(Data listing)
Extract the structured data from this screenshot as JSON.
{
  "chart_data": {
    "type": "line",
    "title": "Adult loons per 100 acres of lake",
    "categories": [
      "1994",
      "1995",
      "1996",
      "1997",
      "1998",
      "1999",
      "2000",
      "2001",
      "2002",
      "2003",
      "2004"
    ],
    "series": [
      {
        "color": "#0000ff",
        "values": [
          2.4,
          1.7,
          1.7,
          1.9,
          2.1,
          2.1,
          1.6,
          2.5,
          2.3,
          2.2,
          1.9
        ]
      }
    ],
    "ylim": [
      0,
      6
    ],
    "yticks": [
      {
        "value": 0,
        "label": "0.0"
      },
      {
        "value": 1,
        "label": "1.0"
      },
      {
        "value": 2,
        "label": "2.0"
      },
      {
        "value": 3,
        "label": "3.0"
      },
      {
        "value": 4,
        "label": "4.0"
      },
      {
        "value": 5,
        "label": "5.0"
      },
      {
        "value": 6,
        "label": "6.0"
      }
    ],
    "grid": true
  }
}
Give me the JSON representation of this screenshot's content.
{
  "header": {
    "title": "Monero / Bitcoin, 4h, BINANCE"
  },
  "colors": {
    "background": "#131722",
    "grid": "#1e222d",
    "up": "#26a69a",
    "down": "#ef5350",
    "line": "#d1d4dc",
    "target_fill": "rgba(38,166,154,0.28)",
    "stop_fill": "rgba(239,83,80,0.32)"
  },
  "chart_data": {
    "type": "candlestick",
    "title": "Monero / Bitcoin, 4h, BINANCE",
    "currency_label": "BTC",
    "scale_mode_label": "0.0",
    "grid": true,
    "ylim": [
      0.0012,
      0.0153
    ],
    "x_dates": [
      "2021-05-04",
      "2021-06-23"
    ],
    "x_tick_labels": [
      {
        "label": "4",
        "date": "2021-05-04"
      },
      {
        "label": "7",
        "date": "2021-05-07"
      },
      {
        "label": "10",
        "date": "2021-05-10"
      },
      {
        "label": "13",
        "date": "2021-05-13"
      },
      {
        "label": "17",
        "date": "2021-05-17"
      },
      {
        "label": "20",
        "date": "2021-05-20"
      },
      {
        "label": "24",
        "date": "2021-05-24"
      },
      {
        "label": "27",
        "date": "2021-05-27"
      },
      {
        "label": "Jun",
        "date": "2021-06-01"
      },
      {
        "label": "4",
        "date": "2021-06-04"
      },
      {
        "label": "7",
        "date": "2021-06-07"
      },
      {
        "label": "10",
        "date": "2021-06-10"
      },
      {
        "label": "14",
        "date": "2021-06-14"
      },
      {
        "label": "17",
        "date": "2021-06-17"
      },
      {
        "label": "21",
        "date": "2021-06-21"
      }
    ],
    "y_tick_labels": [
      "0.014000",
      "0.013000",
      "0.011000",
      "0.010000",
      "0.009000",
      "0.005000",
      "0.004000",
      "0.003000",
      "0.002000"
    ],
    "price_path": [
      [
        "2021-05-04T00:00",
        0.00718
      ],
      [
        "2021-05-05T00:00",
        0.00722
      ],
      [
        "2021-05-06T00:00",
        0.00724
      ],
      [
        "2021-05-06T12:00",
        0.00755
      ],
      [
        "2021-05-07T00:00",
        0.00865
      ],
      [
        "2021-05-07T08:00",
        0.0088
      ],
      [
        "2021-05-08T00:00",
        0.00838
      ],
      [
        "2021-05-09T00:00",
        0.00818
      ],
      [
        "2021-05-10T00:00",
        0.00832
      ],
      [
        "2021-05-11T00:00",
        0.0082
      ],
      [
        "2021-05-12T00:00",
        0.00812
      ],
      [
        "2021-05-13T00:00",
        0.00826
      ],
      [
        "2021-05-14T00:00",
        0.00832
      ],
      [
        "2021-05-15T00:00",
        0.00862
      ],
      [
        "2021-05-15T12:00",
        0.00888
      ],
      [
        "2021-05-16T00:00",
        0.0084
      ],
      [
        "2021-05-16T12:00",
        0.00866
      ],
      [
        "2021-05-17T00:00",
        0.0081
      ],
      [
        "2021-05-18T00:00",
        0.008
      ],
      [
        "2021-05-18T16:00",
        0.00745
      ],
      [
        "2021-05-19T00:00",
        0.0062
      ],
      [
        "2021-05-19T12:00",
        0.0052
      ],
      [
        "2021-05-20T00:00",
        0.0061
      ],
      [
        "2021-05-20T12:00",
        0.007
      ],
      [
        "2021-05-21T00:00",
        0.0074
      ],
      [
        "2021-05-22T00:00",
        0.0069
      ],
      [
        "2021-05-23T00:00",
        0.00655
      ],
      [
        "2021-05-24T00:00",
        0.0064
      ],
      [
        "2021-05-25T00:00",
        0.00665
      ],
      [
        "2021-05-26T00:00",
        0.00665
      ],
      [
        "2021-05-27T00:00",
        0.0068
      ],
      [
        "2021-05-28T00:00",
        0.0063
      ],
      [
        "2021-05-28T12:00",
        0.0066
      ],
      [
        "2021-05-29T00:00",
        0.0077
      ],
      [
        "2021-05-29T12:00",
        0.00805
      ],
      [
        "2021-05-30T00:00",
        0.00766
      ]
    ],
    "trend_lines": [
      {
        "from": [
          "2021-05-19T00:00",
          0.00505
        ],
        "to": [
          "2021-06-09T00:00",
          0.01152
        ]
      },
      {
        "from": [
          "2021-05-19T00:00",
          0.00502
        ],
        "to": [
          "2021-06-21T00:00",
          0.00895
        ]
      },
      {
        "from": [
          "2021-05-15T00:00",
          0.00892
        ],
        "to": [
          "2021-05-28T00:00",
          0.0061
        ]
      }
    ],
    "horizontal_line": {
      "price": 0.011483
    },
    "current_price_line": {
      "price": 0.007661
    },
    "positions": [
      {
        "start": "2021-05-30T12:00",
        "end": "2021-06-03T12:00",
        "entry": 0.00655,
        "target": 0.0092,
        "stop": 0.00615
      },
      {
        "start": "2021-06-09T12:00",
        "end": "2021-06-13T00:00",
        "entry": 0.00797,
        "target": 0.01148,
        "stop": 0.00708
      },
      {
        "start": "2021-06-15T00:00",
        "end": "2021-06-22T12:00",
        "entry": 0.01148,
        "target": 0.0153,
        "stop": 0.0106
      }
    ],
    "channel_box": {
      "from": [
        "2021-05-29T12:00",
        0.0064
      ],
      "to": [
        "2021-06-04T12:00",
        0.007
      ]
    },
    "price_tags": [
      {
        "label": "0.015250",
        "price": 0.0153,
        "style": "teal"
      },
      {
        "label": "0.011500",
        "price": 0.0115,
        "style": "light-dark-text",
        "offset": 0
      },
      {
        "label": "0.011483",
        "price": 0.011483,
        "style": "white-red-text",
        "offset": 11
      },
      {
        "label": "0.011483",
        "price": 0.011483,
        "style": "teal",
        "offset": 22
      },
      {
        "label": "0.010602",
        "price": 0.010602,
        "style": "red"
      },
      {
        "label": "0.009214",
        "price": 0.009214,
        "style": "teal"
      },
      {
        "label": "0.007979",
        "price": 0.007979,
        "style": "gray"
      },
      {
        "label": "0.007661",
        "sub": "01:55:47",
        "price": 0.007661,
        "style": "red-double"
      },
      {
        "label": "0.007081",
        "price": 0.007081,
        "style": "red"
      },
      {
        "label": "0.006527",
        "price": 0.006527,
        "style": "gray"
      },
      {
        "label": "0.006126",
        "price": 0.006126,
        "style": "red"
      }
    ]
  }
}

Aim of the exercise => All of the material above needs to be retyped word for word.

Answer to the problem =>
Extract the structured data from this screenshot as JSON.
{
  "chart_data": {
    "type": "line",
    "title": "Adult loons per 100 acres of lake",
    "categories": [
      "1994",
      "1995",
      "1996",
      "1997",
      "1998",
      "1999",
      "2000",
      "2001",
      "2002",
      "2003",
      "2004"
    ],
    "series": [
      {
        "color": "#0000ff",
        "values": [
          2.4,
          1.7,
          1.7,
          1.9,
          2.1,
          2.1,
          1.6,
          2.5,
          2.3,
          2.2,
          1.9
        ]
      }
    ],
    "ylim": [
      0,
      6
    ],
    "yticks": [
      {
        "value": 0,
        "label": "0.0"
      },
      {
        "value": 1,
        "label": "1.0"
      },
      {
        "value": 2,
        "label": "2.0"
      },
      {
        "value": 3,
        "label": "3.0"
      },
      {
        "value": 4,
        "label": "4.0"
      },
      {
        "value": 5,
        "label": "5.0"
      },
      {
        "value": 6,
        "label": "6.0"
      }
    ],
    "grid": true
  }
}
Give me the JSON representation of this screenshot's content.
{
  "header": {
    "title": "Monero / Bitcoin, 4h, BINANCE"
  },
  "colors": {
    "background": "#131722",
    "grid": "#1e222d",
    "up": "#26a69a",
    "down": "#ef5350",
    "line": "#d1d4dc",
    "target_fill": "rgba(38,166,154,0.28)",
    "stop_fill": "rgba(239,83,80,0.32)"
  },
  "chart_data": {
    "type": "candlestick",
    "title": "Monero / Bitcoin, 4h, BINANCE",
    "currency_label": "BTC",
    "scale_mode_label": "0.0",
    "grid": true,
    "ylim": [
      0.0012,
      0.0153
    ],
    "x_dates": [
      "2021-05-04",
      "2021-06-23"
    ],
    "x_tick_labels": [
      {
        "label": "4",
        "date": "2021-05-04"
      },
      {
        "label": "7",
        "date": "2021-05-07"
      },
      {
        "label": "10",
        "date": "2021-05-10"
      },
      {
        "label": "13",
        "date": "2021-05-13"
      },
      {
        "label": "17",
        "date": "2021-05-17"
      },
      {
        "label": "20",
        "date": "2021-05-20"
      },
      {
        "label": "24",
        "date": "2021-05-24"
      },
      {
        "label": "27",
        "date": "2021-05-27"
      },
      {
        "label": "Jun",
        "date": "2021-06-01"
      },
      {
        "label": "4",
        "date": "2021-06-04"
      },
      {
        "label": "7",
        "date": "2021-06-07"
      },
      {
        "label": "10",
        "date": "2021-06-10"
      },
      {
        "label": "14",
        "date": "2021-06-14"
      },
      {
        "label": "17",
        "date": "2021-06-17"
      },
      {
        "label": "21",
        "date": "2021-06-21"
      }
    ],
    "y_tick_labels": [
      "0.014000",
      "0.013000",
      "0.011000",
      "0.010000",
      "0.009000",
      "0.005000",
      "0.004000",
      "0.003000",
      "0.002000"
    ],
    "price_path": [
      [
        "2021-05-04T00:00",
        0.00718
      ],
      [
        "2021-05-05T00:00",
        0.00722
      ],
      [
        "2021-05-06T00:00",
        0.00724
      ],
      [
        "2021-05-06T12:00",
        0.00755
      ],
      [
        "2021-05-07T00:00",
        0.00865
      ],
      [
        "2021-05-07T08:00",
        0.0088
      ],
      [
        "2021-05-08T00:00",
        0.00838
      ],
      [
        "2021-05-09T00:00",
        0.00818
      ],
      [
        "2021-05-10T00:00",
        0.00832
      ],
      [
        "2021-05-11T00:00",
        0.0082
      ],
      [
        "2021-05-12T00:00",
        0.00812
      ],
      [
        "2021-05-13T00:00",
        0.00826
      ],
      [
        "2021-05-14T00:00",
        0.00832
      ],
      [
        "2021-05-15T00:00",
        0.00862
      ],
      [
        "2021-05-15T12:00",
        0.00888
      ],
      [
        "2021-05-16T00:00",
        0.0084
      ],
      [
        "2021-05-16T12:00",
        0.00866
      ],
      [
        "2021-05-17T00:00",
        0.0081
      ],
      [
        "2021-05-18T00:00",
        0.008
      ],
      [
        "2021-05-18T16:00",
        0.00745
      ],
      [
        "2021-05-19T00:00",
        0.0062
      ],
      [
        "2021-05-19T12:00",
        0.0052
      ],
      [
        "2021-05-20T00:00",
        0.0061
      ],
      [
        "2021-05-20T12:00",
        0.007
      ],
      [
        "2021-05-21T00:00",
        0.0074
      ],
      [
        "2021-05-22T00:00",
        0.0069
      ],
      [
        "2021-05-23T00:00",
        0.00655
      ],
      [
        "2021-05-24T00:00",
        0.0064
      ],
      [
        "2021-05-25T00:00",
        0.00665
      ],
      [
        "2021-05-26T00:00",
        0.00665
      ],
      [
        "2021-05-27T00:00",
        0.0068
      ],
      [
        "2021-05-28T00:00",
        0.0063
      ],
      [
        "2021-05-28T12:00",
        0.0066
      ],
      [
        "2021-05-29T00:00",
        0.0077
      ],
      [
        "2021-05-29T12:00",
        0.00805
      ],
      [
        "2021-05-30T00:00",
        0.00766
      ]
    ],
    "trend_lines": [
      {
        "from": [
          "2021-05-19T00:00",
          0.00505
        ],
        "to": [
          "2021-06-09T00:00",
          0.01152
        ]
      },
      {
        "from": [
          "2021-05-19T00:00",
          0.00502
        ],
        "to": [
          "2021-06-21T00:00",
          0.00895
        ]
      },
      {
        "from": [
          "2021-05-15T00:00",
          0.00892
        ],
        "to": [
          "2021-05-28T00:00",
          0.0061
        ]
      }
    ],
    "horizontal_line": {
      "price": 0.011483
    },
    "current_price_line": {
      "price": 0.007661
    },
    "positions": [
      {
        "start": "2021-05-30T12:00",
        "end": "2021-06-03T12:00",
        "entry": 0.00655,
        "target": 0.0092,
        "stop": 0.00615
      },
      {
        "start": "2021-06-09T12:00",
        "end": "2021-06-13T00:00",
        "entry": 0.00797,
        "target": 0.01148,
        "stop": 0.00708
      },
      {
        "start": "2021-06-15T00:00",
        "end": "2021-06-22T12:00",
        "entry": 0.01148,
        "target": 0.0153,
        "stop": 0.0106
      }
    ],
    "channel_box": {
      "from": [
        "2021-05-29T12:00",
        0.0064
      ],
      "to": [
        "2021-06-04T12:00",
        0.007
      ]
    },
    "price_tags": [
      {
        "label": "0.015250",
        "price": 0.0153,
        "style": "teal"
      },
      {
        "label": "0.011500",
        "price": 0.0115,
        "style": "light-dark-text",
        "offset": 0
      },
      {
        "label": "0.011483",
        "price": 0.011483,
        "style": "white-red-text",
        "offset": 11
      },
      {
        "label": "0.011483",
        "price": 0.011483,
        "style": "teal",
        "offset": 22
      },
      {
        "label": "0.010602",
        "price": 0.010602,
        "style": "red"
      },
      {
        "label": "0.009214",
        "price": 0.009214,
        "style": "teal"
      },
      {
        "label": "0.007979",
        "price": 0.007979,
        "style": "gray"
      },
      {
        "label": "0.007661",
        "sub": "01:55:47",
        "price": 0.007661,
        "style": "red-double"
      },
      {
        "label": "0.007081",
        "price": 0.007081,
        "style": "red"
      },
      {
        "label": "0.006527",
        "price": 0.006527,
        "style": "gray"
      },
      {
        "label": "0.006126",
        "price": 0.006126,
        "style": "red"
      }
    ]
  }
}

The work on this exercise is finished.